Copy out all lines with the word "title" in them.

### GIVEN INFORMATION

## Begin

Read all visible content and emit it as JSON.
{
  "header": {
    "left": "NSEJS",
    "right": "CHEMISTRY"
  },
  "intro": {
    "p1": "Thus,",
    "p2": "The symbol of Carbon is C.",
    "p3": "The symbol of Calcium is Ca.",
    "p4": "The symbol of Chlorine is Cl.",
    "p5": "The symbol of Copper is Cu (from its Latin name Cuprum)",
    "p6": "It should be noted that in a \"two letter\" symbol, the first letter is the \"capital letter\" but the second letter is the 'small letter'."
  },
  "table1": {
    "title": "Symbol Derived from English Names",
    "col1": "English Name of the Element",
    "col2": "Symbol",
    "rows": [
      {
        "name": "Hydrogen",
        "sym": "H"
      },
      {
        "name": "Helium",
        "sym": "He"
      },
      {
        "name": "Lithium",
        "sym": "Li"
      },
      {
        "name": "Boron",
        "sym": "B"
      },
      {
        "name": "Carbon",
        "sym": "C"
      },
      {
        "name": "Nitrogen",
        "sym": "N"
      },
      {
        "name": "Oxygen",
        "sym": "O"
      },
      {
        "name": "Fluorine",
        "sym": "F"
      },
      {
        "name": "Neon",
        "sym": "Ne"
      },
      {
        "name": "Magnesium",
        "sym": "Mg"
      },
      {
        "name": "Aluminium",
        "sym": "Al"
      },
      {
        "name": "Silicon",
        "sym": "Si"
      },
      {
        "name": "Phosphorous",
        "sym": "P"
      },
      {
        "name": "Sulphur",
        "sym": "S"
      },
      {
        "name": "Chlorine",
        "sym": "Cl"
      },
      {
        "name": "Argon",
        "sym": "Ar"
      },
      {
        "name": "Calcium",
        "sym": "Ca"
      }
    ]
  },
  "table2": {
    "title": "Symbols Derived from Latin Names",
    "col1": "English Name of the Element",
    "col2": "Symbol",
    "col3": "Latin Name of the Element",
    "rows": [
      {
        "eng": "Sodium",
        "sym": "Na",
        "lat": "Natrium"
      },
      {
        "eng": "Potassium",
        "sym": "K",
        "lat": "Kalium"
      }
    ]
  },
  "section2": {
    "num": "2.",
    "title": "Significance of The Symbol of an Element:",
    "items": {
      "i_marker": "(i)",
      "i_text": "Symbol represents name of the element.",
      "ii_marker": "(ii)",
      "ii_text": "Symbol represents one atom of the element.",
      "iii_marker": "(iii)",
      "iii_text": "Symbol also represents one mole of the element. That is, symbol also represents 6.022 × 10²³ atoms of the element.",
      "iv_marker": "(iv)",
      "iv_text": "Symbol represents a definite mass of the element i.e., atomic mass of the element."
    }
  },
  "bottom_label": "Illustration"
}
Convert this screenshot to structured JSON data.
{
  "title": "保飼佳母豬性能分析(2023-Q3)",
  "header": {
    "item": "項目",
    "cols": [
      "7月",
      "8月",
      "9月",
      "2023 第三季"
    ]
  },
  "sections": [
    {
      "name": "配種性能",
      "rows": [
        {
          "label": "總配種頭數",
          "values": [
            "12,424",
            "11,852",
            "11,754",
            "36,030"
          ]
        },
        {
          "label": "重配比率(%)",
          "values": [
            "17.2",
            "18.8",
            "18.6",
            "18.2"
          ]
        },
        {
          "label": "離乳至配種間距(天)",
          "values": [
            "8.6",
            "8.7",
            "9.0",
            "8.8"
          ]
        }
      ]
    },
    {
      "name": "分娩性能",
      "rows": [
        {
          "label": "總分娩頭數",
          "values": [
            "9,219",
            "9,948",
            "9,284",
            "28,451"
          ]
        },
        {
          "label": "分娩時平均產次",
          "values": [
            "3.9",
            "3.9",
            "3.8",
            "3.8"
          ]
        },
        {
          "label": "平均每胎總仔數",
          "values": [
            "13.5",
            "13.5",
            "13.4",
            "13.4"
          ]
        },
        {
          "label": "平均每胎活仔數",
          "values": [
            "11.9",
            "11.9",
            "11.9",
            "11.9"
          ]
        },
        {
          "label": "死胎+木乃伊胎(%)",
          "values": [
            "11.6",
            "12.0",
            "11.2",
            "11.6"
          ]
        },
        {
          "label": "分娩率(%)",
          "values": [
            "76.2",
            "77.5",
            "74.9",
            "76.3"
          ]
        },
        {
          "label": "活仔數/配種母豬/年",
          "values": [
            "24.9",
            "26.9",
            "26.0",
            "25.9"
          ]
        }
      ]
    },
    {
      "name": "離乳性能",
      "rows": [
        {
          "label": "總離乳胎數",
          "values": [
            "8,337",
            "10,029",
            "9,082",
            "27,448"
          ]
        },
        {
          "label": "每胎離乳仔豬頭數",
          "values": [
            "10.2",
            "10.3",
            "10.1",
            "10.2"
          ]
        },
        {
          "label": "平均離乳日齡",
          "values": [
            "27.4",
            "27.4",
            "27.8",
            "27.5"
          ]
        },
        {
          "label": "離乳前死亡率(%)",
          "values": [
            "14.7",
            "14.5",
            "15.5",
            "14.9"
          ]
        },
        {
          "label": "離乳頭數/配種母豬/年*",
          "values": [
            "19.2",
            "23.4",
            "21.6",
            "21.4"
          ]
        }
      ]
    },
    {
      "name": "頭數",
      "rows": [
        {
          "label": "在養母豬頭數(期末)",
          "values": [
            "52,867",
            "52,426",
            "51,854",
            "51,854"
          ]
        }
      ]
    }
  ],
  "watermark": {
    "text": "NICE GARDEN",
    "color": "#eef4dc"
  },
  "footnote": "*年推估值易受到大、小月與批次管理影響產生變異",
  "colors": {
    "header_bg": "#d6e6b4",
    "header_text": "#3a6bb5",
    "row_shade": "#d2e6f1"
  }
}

## End

### FINAL RESULT
    "title": "Symbol Derived from English Names",
    "title": "Symbols Derived from Latin Names",
    "title": "Significance of The Symbol of an Element:",
  "title": "保飼佳母豬性能分析(2023-Q3)",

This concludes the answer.